> _TASK DESCRIPTION_
Only lines with the string "marker" matter here; gather them from the material below.

> _SOURCE DATA_
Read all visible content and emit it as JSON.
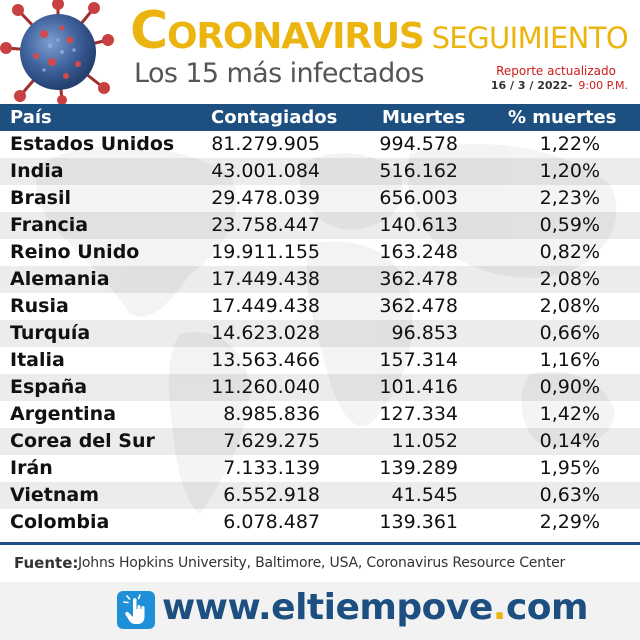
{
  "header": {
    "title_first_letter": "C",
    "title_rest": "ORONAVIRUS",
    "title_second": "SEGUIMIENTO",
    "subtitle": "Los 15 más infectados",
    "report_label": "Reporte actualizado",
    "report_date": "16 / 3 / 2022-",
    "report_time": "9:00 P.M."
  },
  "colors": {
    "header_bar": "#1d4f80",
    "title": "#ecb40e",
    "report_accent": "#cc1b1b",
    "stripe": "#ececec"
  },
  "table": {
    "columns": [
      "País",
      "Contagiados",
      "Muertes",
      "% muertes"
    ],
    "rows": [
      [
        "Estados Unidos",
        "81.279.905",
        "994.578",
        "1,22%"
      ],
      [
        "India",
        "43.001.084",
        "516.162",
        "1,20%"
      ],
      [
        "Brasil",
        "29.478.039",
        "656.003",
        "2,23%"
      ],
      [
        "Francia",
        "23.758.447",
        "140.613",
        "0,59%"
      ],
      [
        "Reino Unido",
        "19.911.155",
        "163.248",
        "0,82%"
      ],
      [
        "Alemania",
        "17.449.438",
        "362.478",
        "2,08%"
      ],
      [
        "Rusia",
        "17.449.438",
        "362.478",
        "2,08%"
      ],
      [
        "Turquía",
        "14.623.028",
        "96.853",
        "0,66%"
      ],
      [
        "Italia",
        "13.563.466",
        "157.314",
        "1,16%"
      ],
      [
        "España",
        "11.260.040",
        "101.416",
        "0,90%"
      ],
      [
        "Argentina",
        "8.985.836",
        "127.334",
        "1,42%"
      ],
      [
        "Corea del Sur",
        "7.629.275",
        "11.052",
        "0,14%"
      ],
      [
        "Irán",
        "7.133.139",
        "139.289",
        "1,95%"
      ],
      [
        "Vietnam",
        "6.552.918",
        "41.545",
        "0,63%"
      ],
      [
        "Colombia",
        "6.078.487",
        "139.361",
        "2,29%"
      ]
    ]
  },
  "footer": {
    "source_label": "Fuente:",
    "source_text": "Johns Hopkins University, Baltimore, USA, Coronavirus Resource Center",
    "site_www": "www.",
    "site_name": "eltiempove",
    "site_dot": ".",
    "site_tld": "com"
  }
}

---

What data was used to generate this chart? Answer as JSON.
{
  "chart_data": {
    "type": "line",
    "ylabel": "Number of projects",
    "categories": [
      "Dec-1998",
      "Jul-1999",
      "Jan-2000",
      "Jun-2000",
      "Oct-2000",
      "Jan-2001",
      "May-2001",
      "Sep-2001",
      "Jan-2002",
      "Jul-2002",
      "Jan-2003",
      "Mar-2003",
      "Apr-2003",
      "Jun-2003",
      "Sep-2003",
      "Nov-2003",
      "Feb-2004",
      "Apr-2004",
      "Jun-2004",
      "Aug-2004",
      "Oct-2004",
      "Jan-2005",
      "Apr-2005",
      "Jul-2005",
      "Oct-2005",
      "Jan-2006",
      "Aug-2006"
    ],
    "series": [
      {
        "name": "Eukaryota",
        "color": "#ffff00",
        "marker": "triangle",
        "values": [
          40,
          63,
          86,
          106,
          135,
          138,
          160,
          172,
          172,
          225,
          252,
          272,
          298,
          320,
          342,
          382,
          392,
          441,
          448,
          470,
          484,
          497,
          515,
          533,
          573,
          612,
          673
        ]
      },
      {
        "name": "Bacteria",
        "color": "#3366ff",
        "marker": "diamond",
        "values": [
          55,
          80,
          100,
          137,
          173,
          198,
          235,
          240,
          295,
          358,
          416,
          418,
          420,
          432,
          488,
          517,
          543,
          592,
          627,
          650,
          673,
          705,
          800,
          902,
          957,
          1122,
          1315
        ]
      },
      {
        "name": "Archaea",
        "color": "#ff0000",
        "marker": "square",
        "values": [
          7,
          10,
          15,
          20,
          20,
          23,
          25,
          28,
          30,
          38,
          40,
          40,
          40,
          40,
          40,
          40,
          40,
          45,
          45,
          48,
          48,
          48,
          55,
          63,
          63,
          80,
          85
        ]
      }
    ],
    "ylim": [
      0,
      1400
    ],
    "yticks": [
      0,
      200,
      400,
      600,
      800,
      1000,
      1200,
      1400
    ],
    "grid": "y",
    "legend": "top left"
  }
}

> _OUTPUT FOR THIS TASK_
        "marker": "triangle",
        "marker": "diamond",
        "marker": "square",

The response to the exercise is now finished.